# Request
Reproduce all of the records exactly.
^^^^^^^^^^^^^^^^
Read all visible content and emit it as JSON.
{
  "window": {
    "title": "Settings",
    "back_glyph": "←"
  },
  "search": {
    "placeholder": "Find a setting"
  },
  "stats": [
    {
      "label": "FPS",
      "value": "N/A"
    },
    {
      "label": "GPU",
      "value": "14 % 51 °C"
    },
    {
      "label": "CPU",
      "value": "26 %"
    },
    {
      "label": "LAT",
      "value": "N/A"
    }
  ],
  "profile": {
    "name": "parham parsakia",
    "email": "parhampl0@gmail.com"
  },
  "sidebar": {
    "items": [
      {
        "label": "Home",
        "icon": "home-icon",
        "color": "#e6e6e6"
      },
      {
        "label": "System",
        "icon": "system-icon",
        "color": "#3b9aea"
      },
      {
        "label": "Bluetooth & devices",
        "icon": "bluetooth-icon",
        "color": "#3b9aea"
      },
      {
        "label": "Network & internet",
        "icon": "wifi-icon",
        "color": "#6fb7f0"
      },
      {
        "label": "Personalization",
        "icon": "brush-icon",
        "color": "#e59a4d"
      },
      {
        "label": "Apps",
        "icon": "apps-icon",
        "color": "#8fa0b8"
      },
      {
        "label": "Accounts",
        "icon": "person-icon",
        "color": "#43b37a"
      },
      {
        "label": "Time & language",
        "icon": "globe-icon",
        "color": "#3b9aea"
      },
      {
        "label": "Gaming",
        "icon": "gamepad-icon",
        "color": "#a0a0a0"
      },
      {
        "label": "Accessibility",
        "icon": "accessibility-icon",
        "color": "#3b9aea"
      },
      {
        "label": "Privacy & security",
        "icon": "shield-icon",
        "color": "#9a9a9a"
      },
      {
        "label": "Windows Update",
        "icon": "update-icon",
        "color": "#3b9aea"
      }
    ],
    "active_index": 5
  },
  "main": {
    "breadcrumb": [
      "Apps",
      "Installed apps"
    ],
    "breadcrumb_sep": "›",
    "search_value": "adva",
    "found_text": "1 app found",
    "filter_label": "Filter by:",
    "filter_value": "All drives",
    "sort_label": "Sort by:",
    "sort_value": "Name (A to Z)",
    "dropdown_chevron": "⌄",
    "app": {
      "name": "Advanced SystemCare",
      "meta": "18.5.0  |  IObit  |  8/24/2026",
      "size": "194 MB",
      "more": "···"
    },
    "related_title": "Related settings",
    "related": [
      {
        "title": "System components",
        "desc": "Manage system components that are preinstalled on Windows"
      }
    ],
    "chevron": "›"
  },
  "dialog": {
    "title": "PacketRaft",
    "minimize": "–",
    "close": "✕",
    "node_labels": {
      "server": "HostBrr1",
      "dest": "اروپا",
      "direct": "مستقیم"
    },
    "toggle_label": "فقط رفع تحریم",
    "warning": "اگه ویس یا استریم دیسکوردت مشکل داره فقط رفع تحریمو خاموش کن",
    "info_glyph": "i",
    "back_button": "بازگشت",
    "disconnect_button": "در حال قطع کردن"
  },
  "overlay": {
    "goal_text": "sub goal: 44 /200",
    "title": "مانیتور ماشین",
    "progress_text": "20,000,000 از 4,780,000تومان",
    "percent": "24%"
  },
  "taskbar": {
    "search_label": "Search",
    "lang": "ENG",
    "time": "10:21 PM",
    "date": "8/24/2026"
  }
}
^^^^^^^^^^^^^^^^
# Result of this exercise
Read all visible content and emit it as JSON.
{
  "window": {
    "title": "Settings",
    "back_glyph": "←"
  },
  "search": {
    "placeholder": "Find a setting"
  },
  "stats": [
    {
      "label": "FPS",
      "value": "N/A"
    },
    {
      "label": "GPU",
      "value": "14 % 51 °C"
    },
    {
      "label": "CPU",
      "value": "26 %"
    },
    {
      "label": "LAT",
      "value": "N/A"
    }
  ],
  "profile": {
    "name": "parham parsakia",
    "email": "parhampl0@gmail.com"
  },
  "sidebar": {
    "items": [
      {
        "label": "Home",
        "icon": "home-icon",
        "color": "#e6e6e6"
      },
      {
        "label": "System",
        "icon": "system-icon",
        "color": "#3b9aea"
      },
      {
        "label": "Bluetooth & devices",
        "icon": "bluetooth-icon",
        "color": "#3b9aea"
      },
      {
        "label": "Network & internet",
        "icon": "wifi-icon",
        "color": "#6fb7f0"
      },
      {
        "label": "Personalization",
        "icon": "brush-icon",
        "color": "#e59a4d"
      },
      {
        "label": "Apps",
        "icon": "apps-icon",
        "color": "#8fa0b8"
      },
      {
        "label": "Accounts",
        "icon": "person-icon",
        "color": "#43b37a"
      },
      {
        "label": "Time & language",
        "icon": "globe-icon",
        "color": "#3b9aea"
      },
      {
        "label": "Gaming",
        "icon": "gamepad-icon",
        "color": "#a0a0a0"
      },
      {
        "label": "Accessibility",
        "icon": "accessibility-icon",
        "color": "#3b9aea"
      },
      {
        "label": "Privacy & security",
        "icon": "shield-icon",
        "color": "#9a9a9a"
      },
      {
        "label": "Windows Update",
        "icon": "update-icon",
        "color": "#3b9aea"
      }
    ],
    "active_index": 5
  },
  "main": {
    "breadcrumb": [
      "Apps",
      "Installed apps"
    ],
    "breadcrumb_sep": "›",
    "search_value": "adva",
    "found_text": "1 app found",
    "filter_label": "Filter by:",
    "filter_value": "All drives",
    "sort_label": "Sort by:",
    "sort_value": "Name (A to Z)",
    "dropdown_chevron": "⌄",
    "app": {
      "name": "Advanced SystemCare",
      "meta": "18.5.0  |  IObit  |  8/24/2026",
      "size": "194 MB",
      "more": "···"
    },
    "related_title": "Related settings",
    "related": [
      {
        "title": "System components",
        "desc": "Manage system components that are preinstalled on Windows"
      }
    ],
    "chevron": "›"
  },
  "dialog": {
    "title": "PacketRaft",
    "minimize": "–",
    "close": "✕",
    "node_labels": {
      "server": "HostBrr1",
      "dest": "اروپا",
      "direct": "مستقیم"
    },
    "toggle_label": "فقط رفع تحریم",
    "warning": "اگه ویس یا استریم دیسکوردت مشکل داره فقط رفع تحریمو خاموش کن",
    "info_glyph": "i",
    "back_button": "بازگشت",
    "disconnect_button": "در حال قطع کردن"
  },
  "overlay": {
    "goal_text": "sub goal: 44 /200",
    "title": "مانیتور ماشین",
    "progress_text": "20,000,000 از 4,780,000تومان",
    "percent": "24%"
  },
  "taskbar": {
    "search_label": "Search",
    "lang": "ENG",
    "time": "10:21 PM",
    "date": "8/24/2026"
  }
}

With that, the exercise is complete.